Copy the items from the very first line through the line holding "setting-title[interactable]: Coll bbox=[15, 298, 48, 324]", inclusive, putting "Choose One" in place of "Please Select" and keeping everything else unchanged.

Items:
- - - - - - -

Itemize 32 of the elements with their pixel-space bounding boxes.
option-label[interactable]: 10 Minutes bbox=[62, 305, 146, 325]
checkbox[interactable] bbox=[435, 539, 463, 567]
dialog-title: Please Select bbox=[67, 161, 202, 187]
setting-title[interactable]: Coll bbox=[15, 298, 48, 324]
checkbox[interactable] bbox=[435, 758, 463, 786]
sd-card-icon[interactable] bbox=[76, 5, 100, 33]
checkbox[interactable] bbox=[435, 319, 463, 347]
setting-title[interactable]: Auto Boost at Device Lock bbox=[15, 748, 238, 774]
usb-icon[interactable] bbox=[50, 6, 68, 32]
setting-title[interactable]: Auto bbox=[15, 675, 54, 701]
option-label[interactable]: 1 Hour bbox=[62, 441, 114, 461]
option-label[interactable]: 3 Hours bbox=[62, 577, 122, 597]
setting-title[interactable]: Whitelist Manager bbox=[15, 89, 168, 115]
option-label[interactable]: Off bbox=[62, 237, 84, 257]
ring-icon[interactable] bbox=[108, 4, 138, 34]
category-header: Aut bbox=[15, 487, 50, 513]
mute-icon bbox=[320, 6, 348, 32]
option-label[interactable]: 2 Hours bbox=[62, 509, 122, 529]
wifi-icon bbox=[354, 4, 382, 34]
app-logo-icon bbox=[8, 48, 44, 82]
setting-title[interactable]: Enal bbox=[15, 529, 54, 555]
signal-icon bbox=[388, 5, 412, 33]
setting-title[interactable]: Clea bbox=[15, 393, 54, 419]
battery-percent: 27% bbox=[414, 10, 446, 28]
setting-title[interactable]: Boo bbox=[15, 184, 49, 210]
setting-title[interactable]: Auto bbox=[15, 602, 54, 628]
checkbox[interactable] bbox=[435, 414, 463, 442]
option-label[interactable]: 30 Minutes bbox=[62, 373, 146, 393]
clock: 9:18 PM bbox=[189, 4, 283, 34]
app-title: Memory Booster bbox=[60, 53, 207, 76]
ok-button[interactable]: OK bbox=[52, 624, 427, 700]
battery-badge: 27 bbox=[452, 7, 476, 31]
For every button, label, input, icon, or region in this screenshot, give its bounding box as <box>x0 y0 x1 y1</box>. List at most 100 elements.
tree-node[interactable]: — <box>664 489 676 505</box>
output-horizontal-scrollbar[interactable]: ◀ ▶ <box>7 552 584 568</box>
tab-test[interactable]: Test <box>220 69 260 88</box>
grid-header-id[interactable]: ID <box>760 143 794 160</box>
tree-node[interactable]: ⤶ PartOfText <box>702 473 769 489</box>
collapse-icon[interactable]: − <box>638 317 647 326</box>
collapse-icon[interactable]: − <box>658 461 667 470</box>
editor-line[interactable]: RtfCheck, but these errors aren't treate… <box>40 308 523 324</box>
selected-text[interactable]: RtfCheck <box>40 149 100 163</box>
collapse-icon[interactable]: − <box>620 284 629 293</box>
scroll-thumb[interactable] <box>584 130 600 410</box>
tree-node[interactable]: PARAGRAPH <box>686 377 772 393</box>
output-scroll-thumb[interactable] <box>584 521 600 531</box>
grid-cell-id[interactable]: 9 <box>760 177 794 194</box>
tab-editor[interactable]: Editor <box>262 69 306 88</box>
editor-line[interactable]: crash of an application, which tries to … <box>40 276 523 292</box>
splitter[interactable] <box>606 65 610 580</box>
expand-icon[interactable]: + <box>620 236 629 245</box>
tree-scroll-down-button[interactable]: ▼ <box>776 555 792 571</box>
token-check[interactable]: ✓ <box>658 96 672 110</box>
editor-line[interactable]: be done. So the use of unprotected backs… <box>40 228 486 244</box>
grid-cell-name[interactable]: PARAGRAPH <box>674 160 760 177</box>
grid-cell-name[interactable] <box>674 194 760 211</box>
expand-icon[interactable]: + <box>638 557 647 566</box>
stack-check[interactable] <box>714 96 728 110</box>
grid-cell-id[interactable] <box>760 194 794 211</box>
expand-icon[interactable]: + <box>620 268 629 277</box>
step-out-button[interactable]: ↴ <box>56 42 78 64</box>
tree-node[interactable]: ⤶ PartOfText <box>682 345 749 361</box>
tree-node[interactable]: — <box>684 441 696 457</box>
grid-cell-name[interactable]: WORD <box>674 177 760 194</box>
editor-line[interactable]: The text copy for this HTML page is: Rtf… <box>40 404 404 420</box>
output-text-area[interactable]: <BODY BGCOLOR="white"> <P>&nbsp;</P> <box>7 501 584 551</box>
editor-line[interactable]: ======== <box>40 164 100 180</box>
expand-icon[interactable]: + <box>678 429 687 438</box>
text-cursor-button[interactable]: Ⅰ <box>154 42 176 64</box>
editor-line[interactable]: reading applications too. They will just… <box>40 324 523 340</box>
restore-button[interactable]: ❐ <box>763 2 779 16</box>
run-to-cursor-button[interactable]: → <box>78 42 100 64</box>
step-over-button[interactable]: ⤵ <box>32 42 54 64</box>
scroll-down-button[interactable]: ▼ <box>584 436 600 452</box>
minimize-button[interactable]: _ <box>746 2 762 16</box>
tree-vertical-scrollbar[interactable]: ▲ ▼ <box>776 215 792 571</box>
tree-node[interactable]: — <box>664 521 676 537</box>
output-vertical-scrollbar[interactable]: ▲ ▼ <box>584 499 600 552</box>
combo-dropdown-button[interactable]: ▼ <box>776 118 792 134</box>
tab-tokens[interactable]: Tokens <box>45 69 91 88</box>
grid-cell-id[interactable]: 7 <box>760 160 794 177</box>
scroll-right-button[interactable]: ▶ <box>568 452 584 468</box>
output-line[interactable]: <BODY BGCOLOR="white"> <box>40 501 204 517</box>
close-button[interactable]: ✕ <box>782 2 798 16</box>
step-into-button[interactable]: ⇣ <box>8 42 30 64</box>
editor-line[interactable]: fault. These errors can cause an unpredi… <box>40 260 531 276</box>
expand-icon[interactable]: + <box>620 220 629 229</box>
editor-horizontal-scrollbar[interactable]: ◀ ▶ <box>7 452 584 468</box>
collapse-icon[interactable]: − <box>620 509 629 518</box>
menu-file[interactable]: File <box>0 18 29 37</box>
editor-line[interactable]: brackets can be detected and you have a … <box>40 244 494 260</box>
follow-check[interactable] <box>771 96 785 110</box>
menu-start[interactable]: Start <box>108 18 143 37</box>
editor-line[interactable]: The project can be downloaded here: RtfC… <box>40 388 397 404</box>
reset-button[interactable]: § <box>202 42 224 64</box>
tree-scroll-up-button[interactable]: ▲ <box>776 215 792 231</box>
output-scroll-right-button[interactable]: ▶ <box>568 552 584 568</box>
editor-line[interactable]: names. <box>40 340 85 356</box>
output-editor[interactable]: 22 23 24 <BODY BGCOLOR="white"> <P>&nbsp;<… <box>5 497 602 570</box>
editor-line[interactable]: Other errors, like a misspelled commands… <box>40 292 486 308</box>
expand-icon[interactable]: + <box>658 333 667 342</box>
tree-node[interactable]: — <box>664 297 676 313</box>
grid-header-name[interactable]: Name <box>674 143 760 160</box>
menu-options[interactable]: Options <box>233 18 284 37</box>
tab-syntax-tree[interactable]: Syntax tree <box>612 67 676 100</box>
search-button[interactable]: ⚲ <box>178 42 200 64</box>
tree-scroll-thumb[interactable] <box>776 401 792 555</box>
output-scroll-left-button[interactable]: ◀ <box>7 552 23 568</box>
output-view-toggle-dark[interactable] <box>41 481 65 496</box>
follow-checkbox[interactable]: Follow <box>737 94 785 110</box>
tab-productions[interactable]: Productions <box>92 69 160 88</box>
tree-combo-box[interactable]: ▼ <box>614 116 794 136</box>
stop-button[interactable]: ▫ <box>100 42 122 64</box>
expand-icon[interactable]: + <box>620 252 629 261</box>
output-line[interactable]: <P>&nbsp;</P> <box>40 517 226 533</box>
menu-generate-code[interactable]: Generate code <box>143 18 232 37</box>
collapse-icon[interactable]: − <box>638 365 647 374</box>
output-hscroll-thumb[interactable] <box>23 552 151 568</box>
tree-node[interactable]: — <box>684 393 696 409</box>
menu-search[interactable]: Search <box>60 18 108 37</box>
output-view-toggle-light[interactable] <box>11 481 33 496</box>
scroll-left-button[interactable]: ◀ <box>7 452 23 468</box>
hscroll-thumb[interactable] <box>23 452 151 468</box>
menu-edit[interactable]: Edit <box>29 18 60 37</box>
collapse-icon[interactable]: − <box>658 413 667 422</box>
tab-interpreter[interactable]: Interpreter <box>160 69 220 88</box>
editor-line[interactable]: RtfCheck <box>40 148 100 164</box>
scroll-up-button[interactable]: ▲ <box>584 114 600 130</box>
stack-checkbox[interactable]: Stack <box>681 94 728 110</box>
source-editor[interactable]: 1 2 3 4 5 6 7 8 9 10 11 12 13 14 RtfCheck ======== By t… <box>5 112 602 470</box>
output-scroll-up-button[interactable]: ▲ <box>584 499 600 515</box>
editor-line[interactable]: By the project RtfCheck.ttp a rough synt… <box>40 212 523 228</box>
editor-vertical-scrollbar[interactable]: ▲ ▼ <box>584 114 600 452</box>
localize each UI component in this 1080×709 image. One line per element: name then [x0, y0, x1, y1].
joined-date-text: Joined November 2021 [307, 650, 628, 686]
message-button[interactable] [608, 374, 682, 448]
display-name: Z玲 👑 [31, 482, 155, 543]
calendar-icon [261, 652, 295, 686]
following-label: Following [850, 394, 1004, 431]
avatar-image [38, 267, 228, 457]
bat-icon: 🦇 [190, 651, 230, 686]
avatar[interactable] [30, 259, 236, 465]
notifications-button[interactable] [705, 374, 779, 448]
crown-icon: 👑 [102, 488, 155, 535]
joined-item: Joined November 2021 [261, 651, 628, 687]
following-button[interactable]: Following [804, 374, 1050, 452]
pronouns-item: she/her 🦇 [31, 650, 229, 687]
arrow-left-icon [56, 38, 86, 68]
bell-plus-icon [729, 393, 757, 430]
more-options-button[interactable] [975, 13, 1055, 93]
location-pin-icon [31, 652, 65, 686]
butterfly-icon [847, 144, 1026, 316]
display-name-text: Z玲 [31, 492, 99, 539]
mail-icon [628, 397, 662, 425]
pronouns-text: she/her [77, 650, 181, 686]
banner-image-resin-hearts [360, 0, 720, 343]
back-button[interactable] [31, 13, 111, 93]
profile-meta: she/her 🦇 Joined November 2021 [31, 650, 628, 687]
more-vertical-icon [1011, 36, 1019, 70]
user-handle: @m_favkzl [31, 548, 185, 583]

- - - - - - -

Written reply:
Itemize 32 of the elements with their pixel-space bounding boxes.
option-label[interactable]: 10 Minutes bbox=[62, 305, 146, 325]
checkbox[interactable] bbox=[435, 539, 463, 567]
dialog-title: Choose One bbox=[67, 161, 202, 187]
setting-title[interactable]: Coll bbox=[15, 298, 48, 324]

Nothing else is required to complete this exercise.